(DOCUMENT SECTION Opens)
Microvascular Endothelial Cells of the Bovine Corpus Luteum: A Comparative Examination of the Estrous Cycle and Pregnancy

Abstract

Endothelial cells derived from the corpus luteum (CLENDOs) exhibit diverse characteristics presumably serving their wide-ranging roles in luteal function and fate. Here, several attributes of CLENDOs derived from cows at midcycle (days 9-12 of the estrous cycle) were compared with CLENDOs from early pregnancy (day 60 of pregnancy). Flow cytometric analysis of cells fluorescently-tagged with the lectins Bandeiraea simplicifolia (BS-1) and Concanavalin A (ConA) indicated that CLENDOs of midcycle CL do not differ from those of pregnancy. Mean fluorescence intensity for BS-1 was 15 +/- 1 and 23 +/- 7 fluorescent units for midcycle CLENDOs and CLENDOs of pregnancy, respectively (P>0.05). For ConA, mean fluorescence was 25 +/- 2 and 26 +/- 1 fluorescent units, respectively (P>0.05). The CLENDOs were also exposed to cytokines to assess differences in activation of nuclear factor kappa B signaling (NF-kappaB), induction of the transcription factor interferon regulatory factor 1 (IRF1), cytokine production, and cytokine-induced cell death. In response to TNF, for instance, both types of CLENDOs exhibited a rapid, 5-fold decrease in NF-kappaB inhibitor alpha (NFKBIA) protein expression (P<0.05), and a 4-fold increase in IRF1 expression (P<0.05), that did not differ with phenotype (P>0.05). Similarly, both types of CLENDOs produced tumor necrosis factor alpha and chemokine ligand 2 in response to IFNG stimulation (P<0.05) that did not differ with phenotype (P>0.05). Lastly, extended exposure of CLENDOs of midcycle CL to cytokines induced cell death (~50% cell death vs. control) similar to the incidence of cell death seen previously in CLENDOs of early pregnancy. The results indicate that several physical and functional characteristics of CLENDOs of midcycle CL are retained through early pregnancy, including lectin-binding properties, sensitivity to cytokines, and the activation of cytokine-initiated intracellular signals.
(DOCUMENT SECTION Closes)
▶ _USING THE INFORMATION_
1) According to the abstract on bovine luteal endothelial cells, at what stage of pregnancy were the pregnancy-derived cells taken?
2) Do these statements agree with the abstract on bovine luteal endothelial cells? (a) The midcycle cows were on days 9 to 12 of the estrous cycle. (b) TNF caused a 4-fold decrease in NFKBIA protein expression. (c) The midcycle cells showed a mean ConA fluorescence of 25 +/- 2 fluorescent units.
(DATASET Opens)
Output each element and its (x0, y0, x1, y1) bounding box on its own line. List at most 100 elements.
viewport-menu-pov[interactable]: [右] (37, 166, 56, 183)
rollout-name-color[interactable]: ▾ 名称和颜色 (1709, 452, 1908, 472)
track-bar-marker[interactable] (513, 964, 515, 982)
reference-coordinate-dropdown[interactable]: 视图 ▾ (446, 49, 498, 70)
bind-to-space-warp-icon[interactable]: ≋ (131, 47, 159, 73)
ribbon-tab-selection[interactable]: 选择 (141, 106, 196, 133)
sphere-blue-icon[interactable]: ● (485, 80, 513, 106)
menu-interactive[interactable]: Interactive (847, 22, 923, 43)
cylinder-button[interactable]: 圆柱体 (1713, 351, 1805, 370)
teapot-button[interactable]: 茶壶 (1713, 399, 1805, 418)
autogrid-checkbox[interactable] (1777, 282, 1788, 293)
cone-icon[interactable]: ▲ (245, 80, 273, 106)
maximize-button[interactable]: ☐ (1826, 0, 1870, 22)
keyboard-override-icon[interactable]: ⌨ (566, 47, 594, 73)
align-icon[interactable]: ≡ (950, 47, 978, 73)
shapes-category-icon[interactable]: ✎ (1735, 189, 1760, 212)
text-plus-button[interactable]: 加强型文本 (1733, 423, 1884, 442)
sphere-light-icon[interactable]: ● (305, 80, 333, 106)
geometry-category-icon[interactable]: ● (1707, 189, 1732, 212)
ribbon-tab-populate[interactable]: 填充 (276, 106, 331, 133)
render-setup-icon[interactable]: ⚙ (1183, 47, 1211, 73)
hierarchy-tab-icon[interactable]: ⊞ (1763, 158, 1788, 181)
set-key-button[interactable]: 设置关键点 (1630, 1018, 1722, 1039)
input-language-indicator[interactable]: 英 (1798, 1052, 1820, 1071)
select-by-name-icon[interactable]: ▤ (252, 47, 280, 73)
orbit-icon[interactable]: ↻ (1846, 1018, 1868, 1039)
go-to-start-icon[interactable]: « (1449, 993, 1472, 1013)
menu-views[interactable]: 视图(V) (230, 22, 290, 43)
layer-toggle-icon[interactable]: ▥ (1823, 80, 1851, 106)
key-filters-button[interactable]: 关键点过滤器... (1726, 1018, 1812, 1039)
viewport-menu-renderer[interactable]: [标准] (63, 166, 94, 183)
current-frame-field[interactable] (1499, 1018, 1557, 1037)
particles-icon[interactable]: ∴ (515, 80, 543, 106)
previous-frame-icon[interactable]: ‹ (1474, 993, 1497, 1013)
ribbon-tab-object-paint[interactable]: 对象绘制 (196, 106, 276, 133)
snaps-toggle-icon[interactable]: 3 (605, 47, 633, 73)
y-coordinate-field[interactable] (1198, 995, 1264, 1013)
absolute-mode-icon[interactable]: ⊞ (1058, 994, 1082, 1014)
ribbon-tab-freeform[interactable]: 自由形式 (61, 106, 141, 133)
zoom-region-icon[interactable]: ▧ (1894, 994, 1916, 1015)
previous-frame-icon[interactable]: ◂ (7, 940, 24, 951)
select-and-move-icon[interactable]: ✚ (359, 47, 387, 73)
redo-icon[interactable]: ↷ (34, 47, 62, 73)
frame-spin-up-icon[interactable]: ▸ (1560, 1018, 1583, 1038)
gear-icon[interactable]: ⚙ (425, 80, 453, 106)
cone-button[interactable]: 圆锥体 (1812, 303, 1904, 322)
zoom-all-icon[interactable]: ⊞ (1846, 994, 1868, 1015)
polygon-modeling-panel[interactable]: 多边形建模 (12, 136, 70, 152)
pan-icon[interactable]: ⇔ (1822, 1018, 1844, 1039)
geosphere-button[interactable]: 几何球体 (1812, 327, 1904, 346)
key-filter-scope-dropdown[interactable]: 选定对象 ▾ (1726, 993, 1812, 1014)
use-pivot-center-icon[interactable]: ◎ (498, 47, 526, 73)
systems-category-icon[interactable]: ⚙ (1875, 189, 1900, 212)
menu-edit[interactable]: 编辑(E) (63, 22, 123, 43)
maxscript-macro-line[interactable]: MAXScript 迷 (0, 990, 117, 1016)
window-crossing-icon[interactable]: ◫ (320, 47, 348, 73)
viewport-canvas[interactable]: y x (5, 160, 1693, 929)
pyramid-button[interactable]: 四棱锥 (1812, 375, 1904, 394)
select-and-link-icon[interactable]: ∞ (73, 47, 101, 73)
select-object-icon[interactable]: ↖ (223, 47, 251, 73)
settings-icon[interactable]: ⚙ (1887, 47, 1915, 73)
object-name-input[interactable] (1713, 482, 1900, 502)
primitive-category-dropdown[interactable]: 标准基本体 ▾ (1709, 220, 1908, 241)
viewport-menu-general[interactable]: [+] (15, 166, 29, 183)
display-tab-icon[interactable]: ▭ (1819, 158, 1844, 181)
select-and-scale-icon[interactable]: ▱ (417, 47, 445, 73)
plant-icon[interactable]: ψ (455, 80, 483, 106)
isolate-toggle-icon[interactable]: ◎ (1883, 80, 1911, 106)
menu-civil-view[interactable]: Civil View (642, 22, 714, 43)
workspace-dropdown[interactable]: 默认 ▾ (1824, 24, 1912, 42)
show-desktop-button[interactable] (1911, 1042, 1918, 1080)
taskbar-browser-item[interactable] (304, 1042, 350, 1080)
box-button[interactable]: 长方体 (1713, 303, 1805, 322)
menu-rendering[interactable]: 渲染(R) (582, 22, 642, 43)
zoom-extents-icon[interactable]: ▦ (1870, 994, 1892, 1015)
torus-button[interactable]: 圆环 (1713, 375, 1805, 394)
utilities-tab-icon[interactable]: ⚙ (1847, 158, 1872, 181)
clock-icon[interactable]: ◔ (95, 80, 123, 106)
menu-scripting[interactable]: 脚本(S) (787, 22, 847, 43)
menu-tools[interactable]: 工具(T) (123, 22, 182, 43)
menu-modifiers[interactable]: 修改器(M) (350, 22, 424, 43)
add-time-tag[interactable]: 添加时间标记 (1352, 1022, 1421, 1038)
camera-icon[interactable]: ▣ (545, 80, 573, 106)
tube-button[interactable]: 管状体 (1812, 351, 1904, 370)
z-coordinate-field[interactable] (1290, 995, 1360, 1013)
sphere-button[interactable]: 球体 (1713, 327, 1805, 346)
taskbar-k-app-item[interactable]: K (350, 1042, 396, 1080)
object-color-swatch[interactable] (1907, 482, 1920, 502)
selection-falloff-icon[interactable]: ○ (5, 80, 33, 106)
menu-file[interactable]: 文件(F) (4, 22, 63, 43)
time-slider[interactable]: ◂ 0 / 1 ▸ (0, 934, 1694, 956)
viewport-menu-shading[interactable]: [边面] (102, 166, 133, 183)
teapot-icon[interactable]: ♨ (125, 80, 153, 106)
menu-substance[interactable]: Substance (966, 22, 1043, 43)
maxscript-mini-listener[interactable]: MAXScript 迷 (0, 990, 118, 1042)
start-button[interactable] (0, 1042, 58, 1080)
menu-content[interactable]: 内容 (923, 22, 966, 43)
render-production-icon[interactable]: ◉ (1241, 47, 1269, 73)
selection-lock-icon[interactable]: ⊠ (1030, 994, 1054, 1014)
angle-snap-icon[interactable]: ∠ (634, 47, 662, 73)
(DATASET Closes)
▶ _SOLUTIONS TO THE EXERCISE_
1) Day 60 of pregnancy.

2)
(a) Yes: "midcycle (days 9-12 of the estrous cycle)"
(b) No: "a rapid, 5-fold decrease in NF-kappaB inhibitor alpha (NFKBIA) protein expression"
(c) Yes: "For ConA, mean fluorescence was 25 +/- 2 and 26 +/- 1 fluorescent units, respectively"